In the entries below, find every line holding the string "text" and collect it.

* START Extracted entries *

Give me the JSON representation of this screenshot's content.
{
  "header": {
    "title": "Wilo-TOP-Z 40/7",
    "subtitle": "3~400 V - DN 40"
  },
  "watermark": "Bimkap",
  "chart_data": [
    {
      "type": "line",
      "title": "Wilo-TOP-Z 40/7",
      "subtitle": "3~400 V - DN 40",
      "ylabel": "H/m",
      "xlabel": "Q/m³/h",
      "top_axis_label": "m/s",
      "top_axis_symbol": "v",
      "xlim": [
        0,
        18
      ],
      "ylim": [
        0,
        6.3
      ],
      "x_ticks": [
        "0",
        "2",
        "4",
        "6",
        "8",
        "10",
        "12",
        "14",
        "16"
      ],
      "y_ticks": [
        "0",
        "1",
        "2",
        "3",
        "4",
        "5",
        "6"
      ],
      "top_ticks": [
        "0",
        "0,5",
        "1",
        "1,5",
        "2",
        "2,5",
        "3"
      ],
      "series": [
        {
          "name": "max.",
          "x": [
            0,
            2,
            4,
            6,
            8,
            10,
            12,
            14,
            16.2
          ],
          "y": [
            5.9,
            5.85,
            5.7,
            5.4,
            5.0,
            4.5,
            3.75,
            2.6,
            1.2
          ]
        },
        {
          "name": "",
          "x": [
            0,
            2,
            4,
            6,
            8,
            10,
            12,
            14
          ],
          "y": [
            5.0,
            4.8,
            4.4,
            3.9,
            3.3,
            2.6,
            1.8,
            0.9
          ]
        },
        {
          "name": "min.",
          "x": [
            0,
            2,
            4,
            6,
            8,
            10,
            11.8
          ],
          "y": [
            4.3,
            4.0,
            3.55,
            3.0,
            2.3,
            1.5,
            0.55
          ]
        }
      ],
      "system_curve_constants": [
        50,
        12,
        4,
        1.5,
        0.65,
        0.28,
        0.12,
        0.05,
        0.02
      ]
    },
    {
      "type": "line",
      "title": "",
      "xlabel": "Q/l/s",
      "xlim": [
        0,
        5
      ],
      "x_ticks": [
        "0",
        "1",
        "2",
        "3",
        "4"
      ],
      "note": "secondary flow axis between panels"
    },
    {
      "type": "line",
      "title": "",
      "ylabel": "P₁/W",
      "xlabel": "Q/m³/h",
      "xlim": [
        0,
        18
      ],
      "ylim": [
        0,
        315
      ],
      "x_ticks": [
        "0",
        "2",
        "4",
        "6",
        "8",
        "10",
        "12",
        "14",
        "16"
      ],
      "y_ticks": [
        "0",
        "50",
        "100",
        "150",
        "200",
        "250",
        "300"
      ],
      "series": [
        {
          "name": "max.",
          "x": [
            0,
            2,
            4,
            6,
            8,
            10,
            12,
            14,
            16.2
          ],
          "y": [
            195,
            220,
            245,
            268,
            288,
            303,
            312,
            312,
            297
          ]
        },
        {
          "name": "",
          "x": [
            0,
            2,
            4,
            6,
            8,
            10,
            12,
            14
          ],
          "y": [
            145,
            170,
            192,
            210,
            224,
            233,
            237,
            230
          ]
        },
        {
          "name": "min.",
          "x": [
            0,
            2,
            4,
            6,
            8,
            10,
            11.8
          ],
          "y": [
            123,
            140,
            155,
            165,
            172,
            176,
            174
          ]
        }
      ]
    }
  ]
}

* END Extracted entries *
* START Extracted entries *

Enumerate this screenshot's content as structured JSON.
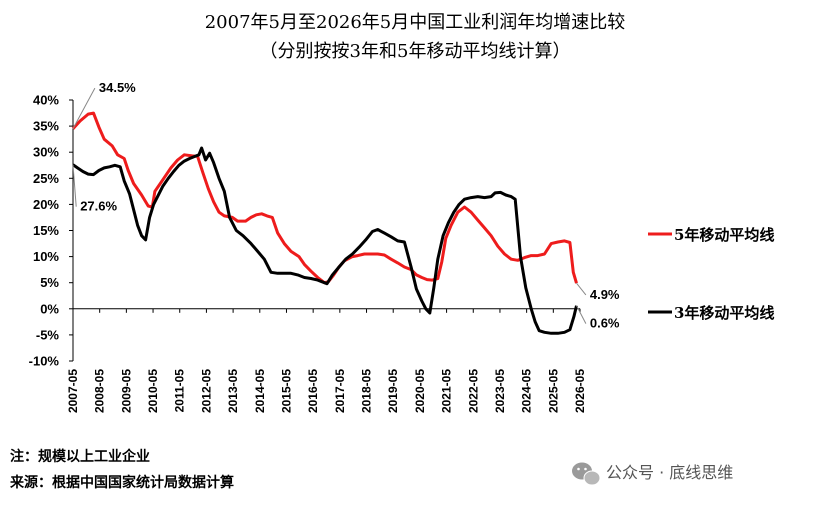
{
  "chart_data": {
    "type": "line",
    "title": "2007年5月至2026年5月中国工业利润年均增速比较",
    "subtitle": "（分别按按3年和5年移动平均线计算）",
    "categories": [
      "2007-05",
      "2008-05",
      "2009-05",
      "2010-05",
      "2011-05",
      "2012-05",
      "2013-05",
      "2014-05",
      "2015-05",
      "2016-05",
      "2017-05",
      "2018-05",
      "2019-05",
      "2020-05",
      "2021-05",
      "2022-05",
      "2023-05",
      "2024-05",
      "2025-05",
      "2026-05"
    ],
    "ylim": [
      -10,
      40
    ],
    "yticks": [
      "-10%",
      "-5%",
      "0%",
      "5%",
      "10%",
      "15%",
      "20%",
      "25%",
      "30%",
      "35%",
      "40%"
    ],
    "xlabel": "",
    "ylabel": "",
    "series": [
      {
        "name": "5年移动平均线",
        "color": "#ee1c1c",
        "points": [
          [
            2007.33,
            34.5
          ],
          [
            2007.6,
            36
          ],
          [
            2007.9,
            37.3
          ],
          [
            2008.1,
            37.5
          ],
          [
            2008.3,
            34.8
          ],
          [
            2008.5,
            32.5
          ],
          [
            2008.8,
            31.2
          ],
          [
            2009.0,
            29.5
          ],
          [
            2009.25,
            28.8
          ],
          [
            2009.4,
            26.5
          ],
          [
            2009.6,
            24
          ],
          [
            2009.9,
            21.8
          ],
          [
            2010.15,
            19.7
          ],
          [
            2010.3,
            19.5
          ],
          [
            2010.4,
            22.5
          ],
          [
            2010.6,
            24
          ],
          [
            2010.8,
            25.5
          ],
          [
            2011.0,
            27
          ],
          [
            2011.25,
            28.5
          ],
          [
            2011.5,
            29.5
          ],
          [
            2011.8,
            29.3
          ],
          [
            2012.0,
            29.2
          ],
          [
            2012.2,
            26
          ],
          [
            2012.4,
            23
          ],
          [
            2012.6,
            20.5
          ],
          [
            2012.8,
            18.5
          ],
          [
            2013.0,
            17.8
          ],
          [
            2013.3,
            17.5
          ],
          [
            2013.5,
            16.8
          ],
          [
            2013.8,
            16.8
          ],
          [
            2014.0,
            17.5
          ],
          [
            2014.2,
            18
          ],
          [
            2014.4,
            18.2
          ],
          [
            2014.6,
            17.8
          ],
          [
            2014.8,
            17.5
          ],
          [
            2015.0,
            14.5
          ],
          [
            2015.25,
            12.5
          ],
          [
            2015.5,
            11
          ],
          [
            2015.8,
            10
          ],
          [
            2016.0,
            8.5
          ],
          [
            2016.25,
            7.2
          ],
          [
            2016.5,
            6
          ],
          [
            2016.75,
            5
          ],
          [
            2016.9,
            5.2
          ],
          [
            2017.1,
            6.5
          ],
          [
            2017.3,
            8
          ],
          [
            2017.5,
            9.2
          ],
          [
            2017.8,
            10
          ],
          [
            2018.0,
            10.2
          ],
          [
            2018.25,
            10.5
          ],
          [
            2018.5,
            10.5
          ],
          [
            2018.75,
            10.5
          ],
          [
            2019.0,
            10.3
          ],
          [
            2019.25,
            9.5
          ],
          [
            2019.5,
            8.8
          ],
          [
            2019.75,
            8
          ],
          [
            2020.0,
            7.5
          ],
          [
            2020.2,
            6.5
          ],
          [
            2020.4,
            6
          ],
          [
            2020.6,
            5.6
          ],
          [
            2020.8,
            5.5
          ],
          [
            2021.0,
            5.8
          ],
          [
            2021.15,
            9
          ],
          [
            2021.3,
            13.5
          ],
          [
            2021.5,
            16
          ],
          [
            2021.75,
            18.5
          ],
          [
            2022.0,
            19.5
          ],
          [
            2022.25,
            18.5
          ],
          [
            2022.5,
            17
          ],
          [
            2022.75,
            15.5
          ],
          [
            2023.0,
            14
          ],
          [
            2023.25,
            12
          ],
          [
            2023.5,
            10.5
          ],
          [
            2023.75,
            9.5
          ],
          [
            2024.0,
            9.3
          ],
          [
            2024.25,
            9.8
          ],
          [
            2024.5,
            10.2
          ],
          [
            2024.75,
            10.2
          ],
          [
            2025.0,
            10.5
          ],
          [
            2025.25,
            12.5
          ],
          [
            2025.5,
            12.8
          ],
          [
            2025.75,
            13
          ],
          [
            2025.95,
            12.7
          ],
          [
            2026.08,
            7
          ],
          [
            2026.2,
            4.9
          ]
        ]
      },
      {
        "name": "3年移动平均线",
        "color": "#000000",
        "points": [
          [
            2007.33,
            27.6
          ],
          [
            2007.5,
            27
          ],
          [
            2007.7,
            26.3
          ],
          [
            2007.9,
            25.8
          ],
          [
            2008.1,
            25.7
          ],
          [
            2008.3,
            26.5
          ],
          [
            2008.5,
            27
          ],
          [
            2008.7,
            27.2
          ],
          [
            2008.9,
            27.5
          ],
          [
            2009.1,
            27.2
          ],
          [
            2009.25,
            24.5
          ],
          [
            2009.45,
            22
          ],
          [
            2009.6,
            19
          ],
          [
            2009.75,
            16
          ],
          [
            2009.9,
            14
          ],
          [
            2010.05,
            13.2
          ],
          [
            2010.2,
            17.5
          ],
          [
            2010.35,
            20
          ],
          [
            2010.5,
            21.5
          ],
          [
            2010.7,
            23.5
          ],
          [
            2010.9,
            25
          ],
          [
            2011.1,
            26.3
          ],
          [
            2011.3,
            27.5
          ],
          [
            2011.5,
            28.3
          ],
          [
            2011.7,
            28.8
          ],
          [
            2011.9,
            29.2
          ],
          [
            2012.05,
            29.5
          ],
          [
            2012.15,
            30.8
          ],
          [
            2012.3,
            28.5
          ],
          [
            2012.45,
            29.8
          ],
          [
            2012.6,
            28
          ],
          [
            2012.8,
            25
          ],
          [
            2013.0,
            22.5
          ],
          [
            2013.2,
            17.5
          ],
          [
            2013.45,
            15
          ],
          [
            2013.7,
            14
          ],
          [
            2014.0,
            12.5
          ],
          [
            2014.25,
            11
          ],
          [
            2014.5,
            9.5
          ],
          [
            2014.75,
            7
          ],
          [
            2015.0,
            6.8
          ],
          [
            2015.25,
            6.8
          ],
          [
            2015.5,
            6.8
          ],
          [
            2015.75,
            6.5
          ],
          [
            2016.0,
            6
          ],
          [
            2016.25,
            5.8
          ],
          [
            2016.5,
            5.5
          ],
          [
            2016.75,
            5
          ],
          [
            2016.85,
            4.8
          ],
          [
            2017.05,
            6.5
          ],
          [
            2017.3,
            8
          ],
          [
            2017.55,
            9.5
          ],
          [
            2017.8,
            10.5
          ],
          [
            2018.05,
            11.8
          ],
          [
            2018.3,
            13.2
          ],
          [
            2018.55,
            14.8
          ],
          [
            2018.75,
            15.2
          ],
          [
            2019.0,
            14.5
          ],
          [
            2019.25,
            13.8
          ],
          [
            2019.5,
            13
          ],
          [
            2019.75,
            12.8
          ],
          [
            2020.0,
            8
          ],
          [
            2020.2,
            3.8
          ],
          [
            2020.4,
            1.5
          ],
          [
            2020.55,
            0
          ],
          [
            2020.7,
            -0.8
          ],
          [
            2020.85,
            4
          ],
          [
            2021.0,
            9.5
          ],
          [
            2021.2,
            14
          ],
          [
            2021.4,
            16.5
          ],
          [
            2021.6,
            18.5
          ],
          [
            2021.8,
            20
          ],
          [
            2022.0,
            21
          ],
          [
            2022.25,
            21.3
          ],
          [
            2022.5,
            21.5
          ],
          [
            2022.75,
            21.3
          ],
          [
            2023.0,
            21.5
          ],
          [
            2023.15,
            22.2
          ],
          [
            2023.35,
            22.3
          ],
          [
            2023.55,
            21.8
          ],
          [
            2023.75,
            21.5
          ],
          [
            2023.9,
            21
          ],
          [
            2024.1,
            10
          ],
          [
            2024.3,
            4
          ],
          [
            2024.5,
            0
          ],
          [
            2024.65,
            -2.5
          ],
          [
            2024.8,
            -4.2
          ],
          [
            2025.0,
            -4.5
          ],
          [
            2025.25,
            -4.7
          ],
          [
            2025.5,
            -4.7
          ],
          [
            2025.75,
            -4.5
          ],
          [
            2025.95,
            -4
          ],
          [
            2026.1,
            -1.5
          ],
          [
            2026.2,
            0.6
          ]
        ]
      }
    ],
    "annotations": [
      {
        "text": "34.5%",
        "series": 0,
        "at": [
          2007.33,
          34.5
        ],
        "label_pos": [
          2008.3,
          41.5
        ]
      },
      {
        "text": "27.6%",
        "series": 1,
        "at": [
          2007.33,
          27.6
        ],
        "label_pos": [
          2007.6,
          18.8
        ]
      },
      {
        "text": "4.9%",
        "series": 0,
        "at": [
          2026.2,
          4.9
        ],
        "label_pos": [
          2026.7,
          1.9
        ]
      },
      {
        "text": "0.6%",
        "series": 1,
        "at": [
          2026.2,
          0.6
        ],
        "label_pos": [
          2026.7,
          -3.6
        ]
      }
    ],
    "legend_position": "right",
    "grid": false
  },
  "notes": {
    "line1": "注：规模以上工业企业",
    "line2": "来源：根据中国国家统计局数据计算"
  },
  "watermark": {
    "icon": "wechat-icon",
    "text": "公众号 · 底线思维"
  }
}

* END Extracted entries *

Correct response:
        "text": "34.5%",
        "text": "27.6%",
        "text": "4.9%",
        "text": "0.6%",
    "text": "公众号 · 底线思维"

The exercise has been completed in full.